§ Problem statement:
Give the data again exactly as written, skipping any pictures.

Source data:
┄┄┄┄┄┄┄┄┄┄

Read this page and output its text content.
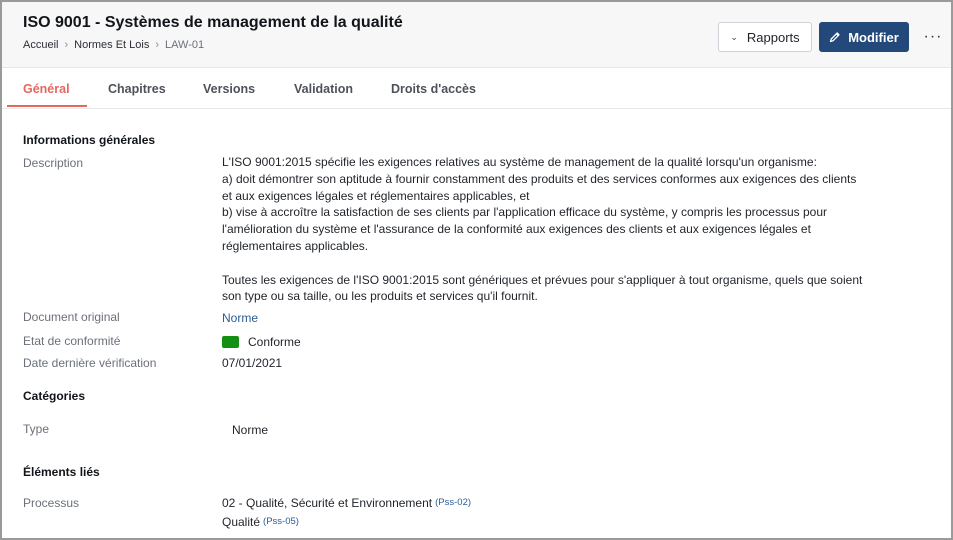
ISO 9001 - Systèmes de management de la qualité
Accueil › Normes Et Lois › LAW-01
⌄ Rapports	Modifier ···
Général	Chapitres	Versions	Validation	Droits d'accès
Informations générales
Description	L'ISO 9001:2015 spécifie les exigences relatives au système de management de la qualité lorsqu'un organisme:

a) doit démontrer son aptitude à fournir constamment des produits et des services conformes aux exigences des clients

et aux exigences légales et réglementaires applicables, et

b) vise à accroître la satisfaction de ses clients par l'application efficace du système, y compris les processus pour

l'amélioration du système et l'assurance de la conformité aux exigences des clients et aux exigences légales et

réglementaires applicables.

Toutes les exigences de l'ISO 9001:2015 sont génériques et prévues pour s'appliquer à tout organisme, quels que soient

son type ou sa taille, ou les produits et services qu'il fournit.

Document original	Norme
Etat de conformité	Conforme
Date dernière vérification	07/01/2021
Catégories
Type	Norme
Éléments liés
Processus	02 - Qualité, Sécurité et Environnement (Pss-02)
Qualité (Pss-05)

┄┄┄┄┄┄┄┄┄┄

§ Task result:
Read this page and output its text content.
ISO 9001 - Systèmes de management de la qualité
Accueil › Normes Et Lois › LAW-01
⌄ Rapports	Modifier ···
Général	Chapitres	Versions	Validation	Droits d'accès
Informations générales
Description	L'ISO 9001:2015 spécifie les exigences relatives au système de management de la qualité lorsqu'un organisme:

a) doit démontrer son aptitude à fournir constamment des produits et des services conformes aux exigences des clients

et aux exigences légales et réglementaires applicables, et

b) vise à accroître la satisfaction de ses clients par l'application efficace du système, y compris les processus pour

l'amélioration du système et l'assurance de la conformité aux exigences des clients et aux exigences légales et

réglementaires applicables.

Toutes les exigences de l'ISO 9001:2015 sont génériques et prévues pour s'appliquer à tout organisme, quels que soient

son type ou sa taille, ou les produits et services qu'il fournit.

Document original	Norme
Etat de conformité	Conforme
Date dernière vérification	07/01/2021
Catégories
Type	Norme
Éléments liés
Processus	02 - Qualité, Sécurité et Environnement (Pss-02)
Qualité (Pss-05)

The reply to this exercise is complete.